Figure record listings:
□ □ □ □

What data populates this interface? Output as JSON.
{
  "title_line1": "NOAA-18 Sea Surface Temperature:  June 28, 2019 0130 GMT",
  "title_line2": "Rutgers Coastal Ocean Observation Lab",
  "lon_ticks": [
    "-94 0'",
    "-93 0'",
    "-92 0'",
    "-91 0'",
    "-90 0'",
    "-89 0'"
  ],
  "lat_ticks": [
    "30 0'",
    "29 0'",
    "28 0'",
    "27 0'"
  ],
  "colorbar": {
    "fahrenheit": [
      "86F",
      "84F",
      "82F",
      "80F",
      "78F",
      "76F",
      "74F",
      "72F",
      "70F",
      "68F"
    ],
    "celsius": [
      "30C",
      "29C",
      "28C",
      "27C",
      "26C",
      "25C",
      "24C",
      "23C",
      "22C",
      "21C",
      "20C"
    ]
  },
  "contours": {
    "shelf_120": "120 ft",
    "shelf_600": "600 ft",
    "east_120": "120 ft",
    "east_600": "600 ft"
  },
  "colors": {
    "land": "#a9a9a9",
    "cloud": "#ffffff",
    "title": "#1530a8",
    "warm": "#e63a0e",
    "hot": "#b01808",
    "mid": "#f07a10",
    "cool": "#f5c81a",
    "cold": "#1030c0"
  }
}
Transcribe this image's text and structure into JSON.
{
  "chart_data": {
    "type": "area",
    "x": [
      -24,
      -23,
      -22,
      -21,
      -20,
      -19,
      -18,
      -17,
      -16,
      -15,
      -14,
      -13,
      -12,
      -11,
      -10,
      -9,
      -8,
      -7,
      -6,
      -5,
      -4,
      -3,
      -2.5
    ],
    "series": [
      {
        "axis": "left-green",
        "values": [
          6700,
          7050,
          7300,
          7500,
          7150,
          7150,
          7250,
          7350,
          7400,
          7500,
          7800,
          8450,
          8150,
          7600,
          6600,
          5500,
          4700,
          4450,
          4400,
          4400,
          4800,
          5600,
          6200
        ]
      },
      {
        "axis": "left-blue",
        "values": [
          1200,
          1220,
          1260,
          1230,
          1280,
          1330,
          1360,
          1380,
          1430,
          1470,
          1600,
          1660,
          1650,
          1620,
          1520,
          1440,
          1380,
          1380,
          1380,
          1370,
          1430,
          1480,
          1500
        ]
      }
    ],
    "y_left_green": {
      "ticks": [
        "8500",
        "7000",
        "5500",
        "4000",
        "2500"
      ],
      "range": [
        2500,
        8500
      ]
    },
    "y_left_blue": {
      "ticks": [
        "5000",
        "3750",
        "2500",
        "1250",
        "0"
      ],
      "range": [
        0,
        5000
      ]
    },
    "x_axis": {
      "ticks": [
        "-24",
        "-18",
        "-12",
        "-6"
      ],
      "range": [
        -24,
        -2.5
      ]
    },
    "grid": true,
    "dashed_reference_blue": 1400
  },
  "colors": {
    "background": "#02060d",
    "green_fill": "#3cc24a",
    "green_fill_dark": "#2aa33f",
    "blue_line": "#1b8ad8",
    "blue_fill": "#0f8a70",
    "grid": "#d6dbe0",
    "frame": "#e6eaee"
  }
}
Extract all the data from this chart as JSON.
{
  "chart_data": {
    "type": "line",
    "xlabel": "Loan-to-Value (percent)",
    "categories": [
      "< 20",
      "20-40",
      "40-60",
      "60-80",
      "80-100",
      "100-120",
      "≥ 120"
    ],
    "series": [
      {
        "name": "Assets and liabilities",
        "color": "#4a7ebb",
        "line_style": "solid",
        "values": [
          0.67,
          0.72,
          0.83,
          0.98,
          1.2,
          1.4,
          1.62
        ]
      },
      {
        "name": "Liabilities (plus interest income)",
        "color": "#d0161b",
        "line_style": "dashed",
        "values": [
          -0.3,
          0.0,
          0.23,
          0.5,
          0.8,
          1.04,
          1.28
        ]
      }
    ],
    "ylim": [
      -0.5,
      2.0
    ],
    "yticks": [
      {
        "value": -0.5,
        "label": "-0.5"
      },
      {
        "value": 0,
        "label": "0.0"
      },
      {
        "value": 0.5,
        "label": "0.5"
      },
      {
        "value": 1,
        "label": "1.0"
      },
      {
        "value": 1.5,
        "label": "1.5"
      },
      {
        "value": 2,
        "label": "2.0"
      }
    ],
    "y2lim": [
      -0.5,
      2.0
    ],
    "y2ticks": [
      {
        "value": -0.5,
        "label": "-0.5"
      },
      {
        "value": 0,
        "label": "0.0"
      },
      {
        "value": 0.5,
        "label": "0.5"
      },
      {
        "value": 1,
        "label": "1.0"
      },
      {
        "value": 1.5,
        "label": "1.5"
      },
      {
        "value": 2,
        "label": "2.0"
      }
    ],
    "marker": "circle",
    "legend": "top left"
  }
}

□ □ □ □

» **Task requirements**
Write every line of the material above again, exactly.

» **Worked solution**
What data populates this interface? Output as JSON.
{
  "title_line1": "NOAA-18 Sea Surface Temperature:  June 28, 2019 0130 GMT",
  "title_line2": "Rutgers Coastal Ocean Observation Lab",
  "lon_ticks": [
    "-94 0'",
    "-93 0'",
    "-92 0'",
    "-91 0'",
    "-90 0'",
    "-89 0'"
  ],
  "lat_ticks": [
    "30 0'",
    "29 0'",
    "28 0'",
    "27 0'"
  ],
  "colorbar": {
    "fahrenheit": [
      "86F",
      "84F",
      "82F",
      "80F",
      "78F",
      "76F",
      "74F",
      "72F",
      "70F",
      "68F"
    ],
    "celsius": [
      "30C",
      "29C",
      "28C",
      "27C",
      "26C",
      "25C",
      "24C",
      "23C",
      "22C",
      "21C",
      "20C"
    ]
  },
  "contours": {
    "shelf_120": "120 ft",
    "shelf_600": "600 ft",
    "east_120": "120 ft",
    "east_600": "600 ft"
  },
  "colors": {
    "land": "#a9a9a9",
    "cloud": "#ffffff",
    "title": "#1530a8",
    "warm": "#e63a0e",
    "hot": "#b01808",
    "mid": "#f07a10",
    "cool": "#f5c81a",
    "cold": "#1030c0"
  }
}
Transcribe this image's text and structure into JSON.
{
  "chart_data": {
    "type": "area",
    "x": [
      -24,
      -23,
      -22,
      -21,
      -20,
      -19,
      -18,
      -17,
      -16,
      -15,
      -14,
      -13,
      -12,
      -11,
      -10,
      -9,
      -8,
      -7,
      -6,
      -5,
      -4,
      -3,
      -2.5
    ],
    "series": [
      {
        "axis": "left-green",
        "values": [
          6700,
          7050,
          7300,
          7500,
          7150,
          7150,
          7250,
          7350,
          7400,
          7500,
          7800,
          8450,
          8150,
          7600,
          6600,
          5500,
          4700,
          4450,
          4400,
          4400,
          4800,
          5600,
          6200
        ]
      },
      {
        "axis": "left-blue",
        "values": [
          1200,
          1220,
          1260,
          1230,
          1280,
          1330,
          1360,
          1380,
          1430,
          1470,
          1600,
          1660,
          1650,
          1620,
          1520,
          1440,
          1380,
          1380,
          1380,
          1370,
          1430,
          1480,
          1500
        ]
      }
    ],
    "y_left_green": {
      "ticks": [
        "8500",
        "7000",
        "5500",
        "4000",
        "2500"
      ],
      "range": [
        2500,
        8500
      ]
    },
    "y_left_blue": {
      "ticks": [
        "5000",
        "3750",
        "2500",
        "1250",
        "0"
      ],
      "range": [
        0,
        5000
      ]
    },
    "x_axis": {
      "ticks": [
        "-24",
        "-18",
        "-12",
        "-6"
      ],
      "range": [
        -24,
        -2.5
      ]
    },
    "grid": true,
    "dashed_reference_blue": 1400
  },
  "colors": {
    "background": "#02060d",
    "green_fill": "#3cc24a",
    "green_fill_dark": "#2aa33f",
    "blue_line": "#1b8ad8",
    "blue_fill": "#0f8a70",
    "grid": "#d6dbe0",
    "frame": "#e6eaee"
  }
}
Extract all the data from this chart as JSON.
{
  "chart_data": {
    "type": "line",
    "xlabel": "Loan-to-Value (percent)",
    "categories": [
      "< 20",
      "20-40",
      "40-60",
      "60-80",
      "80-100",
      "100-120",
      "≥ 120"
    ],
    "series": [
      {
        "name": "Assets and liabilities",
        "color": "#4a7ebb",
        "line_style": "solid",
        "values": [
          0.67,
          0.72,
          0.83,
          0.98,
          1.2,
          1.4,
          1.62
        ]
      },
      {
        "name": "Liabilities (plus interest income)",
        "color": "#d0161b",
        "line_style": "dashed",
        "values": [
          -0.3,
          0.0,
          0.23,
          0.5,
          0.8,
          1.04,
          1.28
        ]
      }
    ],
    "ylim": [
      -0.5,
      2.0
    ],
    "yticks": [
      {
        "value": -0.5,
        "label": "-0.5"
      },
      {
        "value": 0,
        "label": "0.0"
      },
      {
        "value": 0.5,
        "label": "0.5"
      },
      {
        "value": 1,
        "label": "1.0"
      },
      {
        "value": 1.5,
        "label": "1.5"
      },
      {
        "value": 2,
        "label": "2.0"
      }
    ],
    "y2lim": [
      -0.5,
      2.0
    ],
    "y2ticks": [
      {
        "value": -0.5,
        "label": "-0.5"
      },
      {
        "value": 0,
        "label": "0.0"
      },
      {
        "value": 0.5,
        "label": "0.5"
      },
      {
        "value": 1,
        "label": "1.0"
      },
      {
        "value": 1.5,
        "label": "1.5"
      },
      {
        "value": 2,
        "label": "2.0"
      }
    ],
    "marker": "circle",
    "legend": "top left"
  }
}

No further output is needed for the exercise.